— INFORMATION SUPPLIED —
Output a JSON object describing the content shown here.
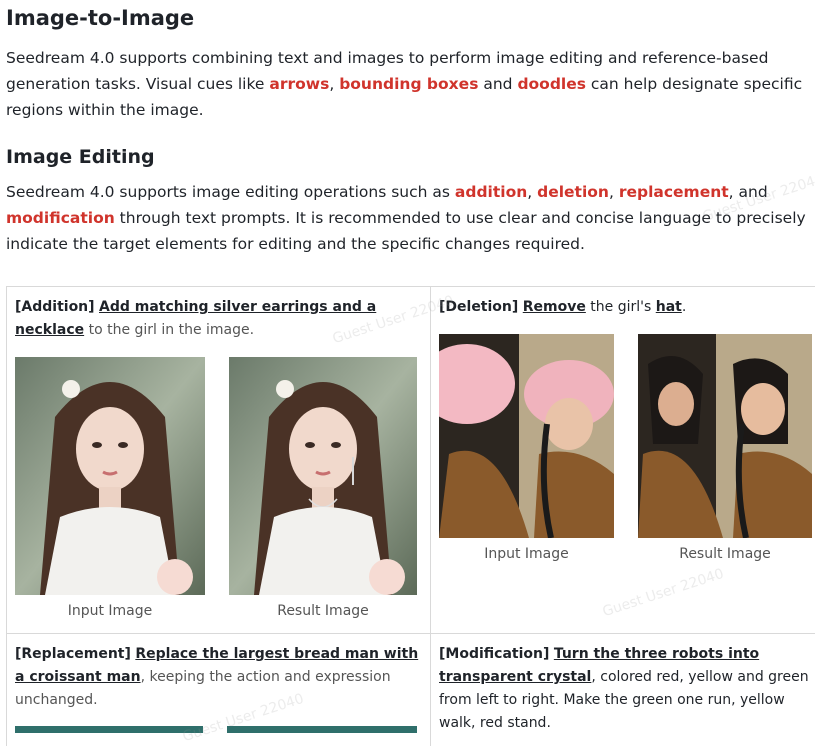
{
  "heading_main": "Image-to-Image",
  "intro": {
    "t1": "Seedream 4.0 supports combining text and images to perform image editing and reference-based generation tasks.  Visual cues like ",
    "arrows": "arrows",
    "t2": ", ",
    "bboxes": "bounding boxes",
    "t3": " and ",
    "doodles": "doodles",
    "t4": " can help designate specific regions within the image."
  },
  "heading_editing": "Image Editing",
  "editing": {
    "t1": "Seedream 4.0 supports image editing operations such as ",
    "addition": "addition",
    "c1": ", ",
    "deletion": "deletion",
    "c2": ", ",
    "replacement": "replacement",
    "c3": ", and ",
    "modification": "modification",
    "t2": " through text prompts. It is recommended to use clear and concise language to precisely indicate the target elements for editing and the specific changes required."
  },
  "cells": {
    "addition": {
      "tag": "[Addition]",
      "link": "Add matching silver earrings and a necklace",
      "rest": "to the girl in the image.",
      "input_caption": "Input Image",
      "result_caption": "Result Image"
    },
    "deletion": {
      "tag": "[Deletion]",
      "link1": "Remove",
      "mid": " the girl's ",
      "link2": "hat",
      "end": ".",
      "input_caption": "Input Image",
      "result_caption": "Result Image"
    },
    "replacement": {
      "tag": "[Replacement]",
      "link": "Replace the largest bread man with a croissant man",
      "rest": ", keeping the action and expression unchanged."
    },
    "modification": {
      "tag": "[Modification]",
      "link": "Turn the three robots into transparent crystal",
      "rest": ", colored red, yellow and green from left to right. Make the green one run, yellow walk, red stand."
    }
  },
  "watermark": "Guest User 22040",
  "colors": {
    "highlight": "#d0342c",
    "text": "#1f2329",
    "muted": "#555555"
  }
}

— THE EXERCISE —
Leave the images out and output the remaining material exactly as it stands.

— SOLUTION —
Output a JSON object describing the content shown here.
{
  "heading_main": "Image-to-Image",
  "intro": {
    "t1": "Seedream 4.0 supports combining text and images to perform image editing and reference-based generation tasks.  Visual cues like ",
    "arrows": "arrows",
    "t2": ", ",
    "bboxes": "bounding boxes",
    "t3": " and ",
    "doodles": "doodles",
    "t4": " can help designate specific regions within the image."
  },
  "heading_editing": "Image Editing",
  "editing": {
    "t1": "Seedream 4.0 supports image editing operations such as ",
    "addition": "addition",
    "c1": ", ",
    "deletion": "deletion",
    "c2": ", ",
    "replacement": "replacement",
    "c3": ", and ",
    "modification": "modification",
    "t2": " through text prompts. It is recommended to use clear and concise language to precisely indicate the target elements for editing and the specific changes required."
  },
  "cells": {
    "addition": {
      "tag": "[Addition]",
      "link": "Add matching silver earrings and a necklace",
      "rest": "to the girl in the image.",
      "input_caption": "Input Image",
      "result_caption": "Result Image"
    },
    "deletion": {
      "tag": "[Deletion]",
      "link1": "Remove",
      "mid": " the girl's ",
      "link2": "hat",
      "end": ".",
      "input_caption": "Input Image",
      "result_caption": "Result Image"
    },
    "replacement": {
      "tag": "[Replacement]",
      "link": "Replace the largest bread man with a croissant man",
      "rest": ", keeping the action and expression unchanged."
    },
    "modification": {
      "tag": "[Modification]",
      "link": "Turn the three robots into transparent crystal",
      "rest": ", colored red, yellow and green from left to right. Make the green one run, yellow walk, red stand."
    }
  },
  "watermark": "Guest User 22040",
  "colors": {
    "highlight": "#d0342c",
    "text": "#1f2329",
    "muted": "#555555"
  }
}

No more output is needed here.